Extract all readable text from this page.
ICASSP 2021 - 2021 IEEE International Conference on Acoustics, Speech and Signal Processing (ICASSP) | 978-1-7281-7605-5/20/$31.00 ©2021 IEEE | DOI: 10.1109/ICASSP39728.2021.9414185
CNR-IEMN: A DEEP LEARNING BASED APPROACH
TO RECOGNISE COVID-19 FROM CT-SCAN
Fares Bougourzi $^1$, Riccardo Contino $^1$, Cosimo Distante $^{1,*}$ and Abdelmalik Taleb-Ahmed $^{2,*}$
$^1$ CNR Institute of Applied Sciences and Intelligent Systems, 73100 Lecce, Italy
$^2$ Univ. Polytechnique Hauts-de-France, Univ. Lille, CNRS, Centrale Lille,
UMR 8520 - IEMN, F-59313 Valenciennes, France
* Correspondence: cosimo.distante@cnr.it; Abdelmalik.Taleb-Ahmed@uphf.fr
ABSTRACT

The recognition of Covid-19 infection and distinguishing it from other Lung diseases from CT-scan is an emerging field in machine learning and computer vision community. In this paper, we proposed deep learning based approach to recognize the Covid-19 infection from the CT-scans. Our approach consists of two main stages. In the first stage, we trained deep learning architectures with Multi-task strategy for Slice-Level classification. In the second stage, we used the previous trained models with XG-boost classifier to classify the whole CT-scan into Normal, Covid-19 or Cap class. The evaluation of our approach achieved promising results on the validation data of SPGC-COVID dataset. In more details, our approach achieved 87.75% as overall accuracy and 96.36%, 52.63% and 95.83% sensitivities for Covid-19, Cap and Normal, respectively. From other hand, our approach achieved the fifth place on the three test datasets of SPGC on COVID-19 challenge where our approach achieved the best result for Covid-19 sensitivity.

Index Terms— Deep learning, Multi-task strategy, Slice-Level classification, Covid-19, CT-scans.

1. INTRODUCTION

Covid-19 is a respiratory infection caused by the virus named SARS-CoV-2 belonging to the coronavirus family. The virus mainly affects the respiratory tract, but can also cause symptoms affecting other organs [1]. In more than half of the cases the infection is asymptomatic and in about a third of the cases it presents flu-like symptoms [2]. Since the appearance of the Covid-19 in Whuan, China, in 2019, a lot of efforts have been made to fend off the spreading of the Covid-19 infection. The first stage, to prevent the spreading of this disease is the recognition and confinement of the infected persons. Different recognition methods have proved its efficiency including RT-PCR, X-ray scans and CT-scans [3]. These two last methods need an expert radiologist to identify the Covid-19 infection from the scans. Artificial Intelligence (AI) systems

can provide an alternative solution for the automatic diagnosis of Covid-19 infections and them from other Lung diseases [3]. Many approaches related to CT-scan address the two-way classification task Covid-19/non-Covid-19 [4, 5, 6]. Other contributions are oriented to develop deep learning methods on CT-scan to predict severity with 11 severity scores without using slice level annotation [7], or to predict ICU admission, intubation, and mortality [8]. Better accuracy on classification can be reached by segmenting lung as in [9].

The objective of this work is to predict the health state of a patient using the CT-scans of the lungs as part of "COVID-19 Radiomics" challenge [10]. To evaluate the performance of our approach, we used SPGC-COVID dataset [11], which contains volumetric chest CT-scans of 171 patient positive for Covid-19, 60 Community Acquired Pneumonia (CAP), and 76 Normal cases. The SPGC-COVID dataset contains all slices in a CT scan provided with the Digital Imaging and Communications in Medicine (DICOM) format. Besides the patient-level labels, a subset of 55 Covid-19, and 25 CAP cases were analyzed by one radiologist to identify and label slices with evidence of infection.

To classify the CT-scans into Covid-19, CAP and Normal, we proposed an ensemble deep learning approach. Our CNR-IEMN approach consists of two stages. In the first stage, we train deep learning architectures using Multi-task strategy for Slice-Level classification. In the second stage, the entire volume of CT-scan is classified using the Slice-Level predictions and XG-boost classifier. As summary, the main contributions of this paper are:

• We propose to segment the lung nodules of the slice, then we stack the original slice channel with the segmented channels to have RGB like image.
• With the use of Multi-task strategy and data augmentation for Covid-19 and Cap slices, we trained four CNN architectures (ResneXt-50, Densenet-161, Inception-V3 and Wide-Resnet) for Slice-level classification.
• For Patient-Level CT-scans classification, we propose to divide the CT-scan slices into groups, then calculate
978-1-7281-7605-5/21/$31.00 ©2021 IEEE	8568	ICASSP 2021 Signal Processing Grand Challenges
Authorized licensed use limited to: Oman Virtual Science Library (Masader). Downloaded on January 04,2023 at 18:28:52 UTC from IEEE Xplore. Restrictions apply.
══════════
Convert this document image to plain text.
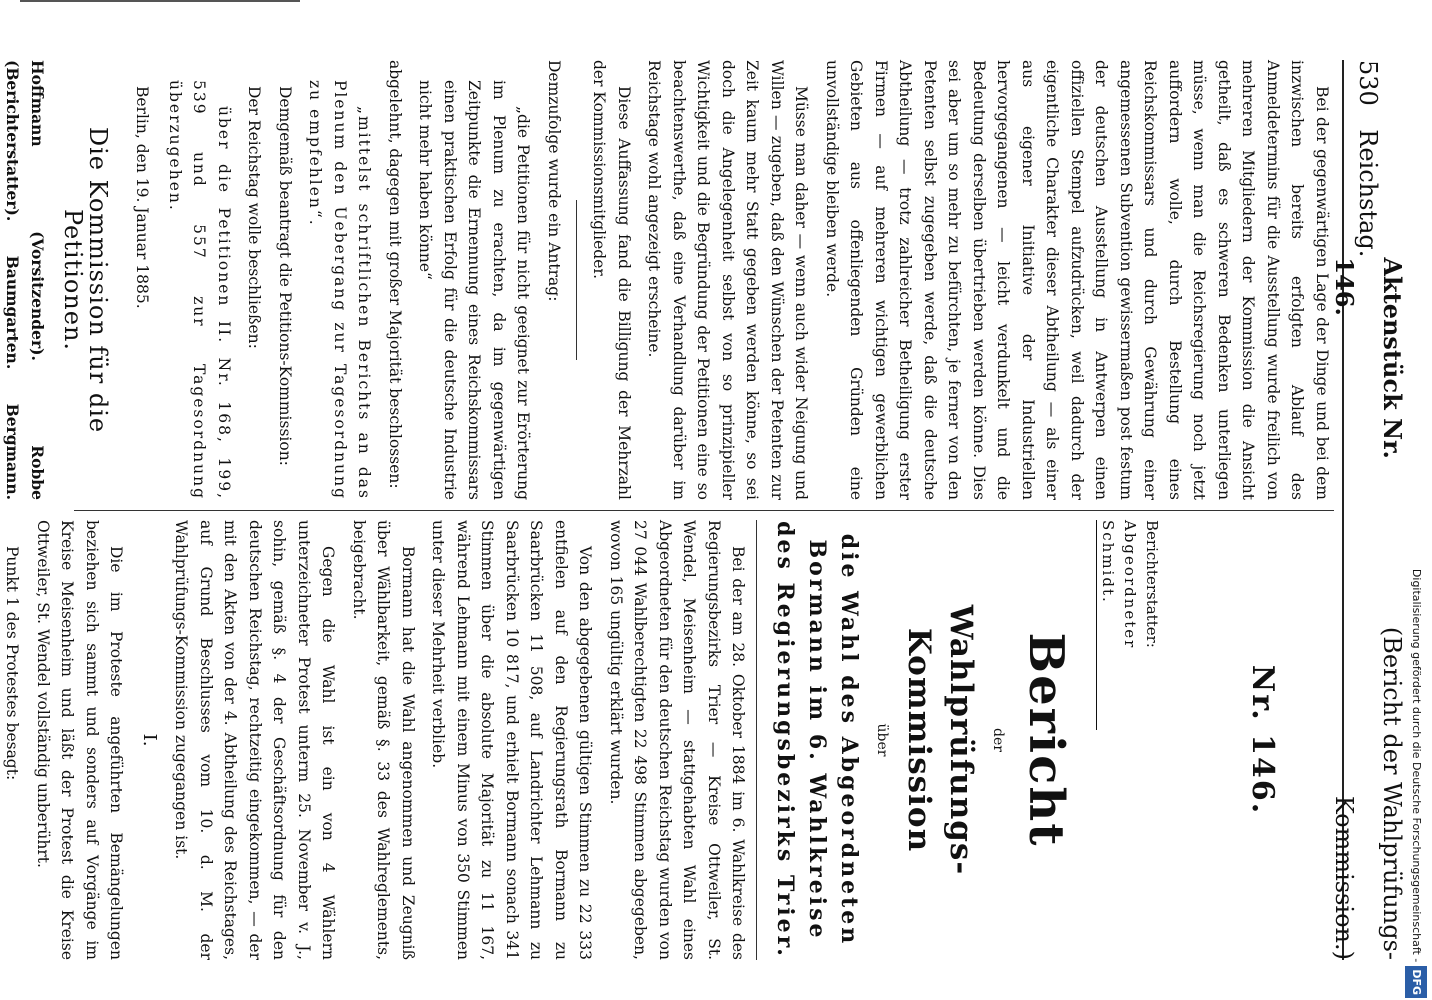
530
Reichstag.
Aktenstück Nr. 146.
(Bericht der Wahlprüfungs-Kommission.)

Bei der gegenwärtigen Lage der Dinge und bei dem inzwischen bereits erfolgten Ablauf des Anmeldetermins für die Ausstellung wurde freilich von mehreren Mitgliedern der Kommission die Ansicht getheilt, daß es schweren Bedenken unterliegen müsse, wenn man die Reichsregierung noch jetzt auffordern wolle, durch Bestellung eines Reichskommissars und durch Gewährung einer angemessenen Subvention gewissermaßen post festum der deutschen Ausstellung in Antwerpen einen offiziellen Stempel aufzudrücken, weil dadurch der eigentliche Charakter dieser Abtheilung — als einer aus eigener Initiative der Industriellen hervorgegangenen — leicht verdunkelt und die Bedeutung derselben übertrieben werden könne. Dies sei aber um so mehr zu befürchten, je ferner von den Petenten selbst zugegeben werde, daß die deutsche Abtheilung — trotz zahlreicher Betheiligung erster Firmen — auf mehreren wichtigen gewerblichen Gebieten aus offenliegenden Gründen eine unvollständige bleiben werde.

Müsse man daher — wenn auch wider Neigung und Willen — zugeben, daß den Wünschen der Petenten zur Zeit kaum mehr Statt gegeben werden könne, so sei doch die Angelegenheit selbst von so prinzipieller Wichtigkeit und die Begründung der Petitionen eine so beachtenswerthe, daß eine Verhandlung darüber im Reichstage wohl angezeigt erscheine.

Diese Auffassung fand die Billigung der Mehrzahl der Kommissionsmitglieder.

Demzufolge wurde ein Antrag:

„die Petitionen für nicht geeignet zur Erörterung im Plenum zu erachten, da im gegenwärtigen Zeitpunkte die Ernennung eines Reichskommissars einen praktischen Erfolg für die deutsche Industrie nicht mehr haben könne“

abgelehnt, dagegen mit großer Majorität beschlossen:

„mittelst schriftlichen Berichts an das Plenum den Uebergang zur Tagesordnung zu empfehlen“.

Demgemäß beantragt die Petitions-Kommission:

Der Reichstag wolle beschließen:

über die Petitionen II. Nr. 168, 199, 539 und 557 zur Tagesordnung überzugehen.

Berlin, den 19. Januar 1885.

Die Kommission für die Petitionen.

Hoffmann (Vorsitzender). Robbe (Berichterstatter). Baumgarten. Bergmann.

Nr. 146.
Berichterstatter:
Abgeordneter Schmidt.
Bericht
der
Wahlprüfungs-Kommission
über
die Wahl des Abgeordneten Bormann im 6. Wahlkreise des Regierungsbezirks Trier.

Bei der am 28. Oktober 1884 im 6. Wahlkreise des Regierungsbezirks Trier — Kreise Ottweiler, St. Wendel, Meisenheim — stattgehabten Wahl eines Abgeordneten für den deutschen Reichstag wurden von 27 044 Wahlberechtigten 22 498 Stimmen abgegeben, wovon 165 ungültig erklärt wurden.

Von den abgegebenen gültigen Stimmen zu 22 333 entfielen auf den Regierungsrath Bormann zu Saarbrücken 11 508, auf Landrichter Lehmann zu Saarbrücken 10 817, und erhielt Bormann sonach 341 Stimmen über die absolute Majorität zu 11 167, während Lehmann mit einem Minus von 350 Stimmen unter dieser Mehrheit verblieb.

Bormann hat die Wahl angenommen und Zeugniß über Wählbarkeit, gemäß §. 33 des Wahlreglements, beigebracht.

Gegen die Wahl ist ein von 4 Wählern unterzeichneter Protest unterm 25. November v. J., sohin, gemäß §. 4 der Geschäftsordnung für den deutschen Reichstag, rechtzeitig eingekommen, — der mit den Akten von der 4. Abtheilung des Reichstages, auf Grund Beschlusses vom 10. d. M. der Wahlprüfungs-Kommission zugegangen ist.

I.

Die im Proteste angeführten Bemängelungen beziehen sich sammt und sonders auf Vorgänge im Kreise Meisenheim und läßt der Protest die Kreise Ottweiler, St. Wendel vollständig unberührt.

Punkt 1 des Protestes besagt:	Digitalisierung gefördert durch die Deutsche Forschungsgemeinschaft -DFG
══════════
> **Your objective**
One number answers this exercise: the count of lines above in which the word "Abgeordneten" appears.

> **Response to the exercise**
2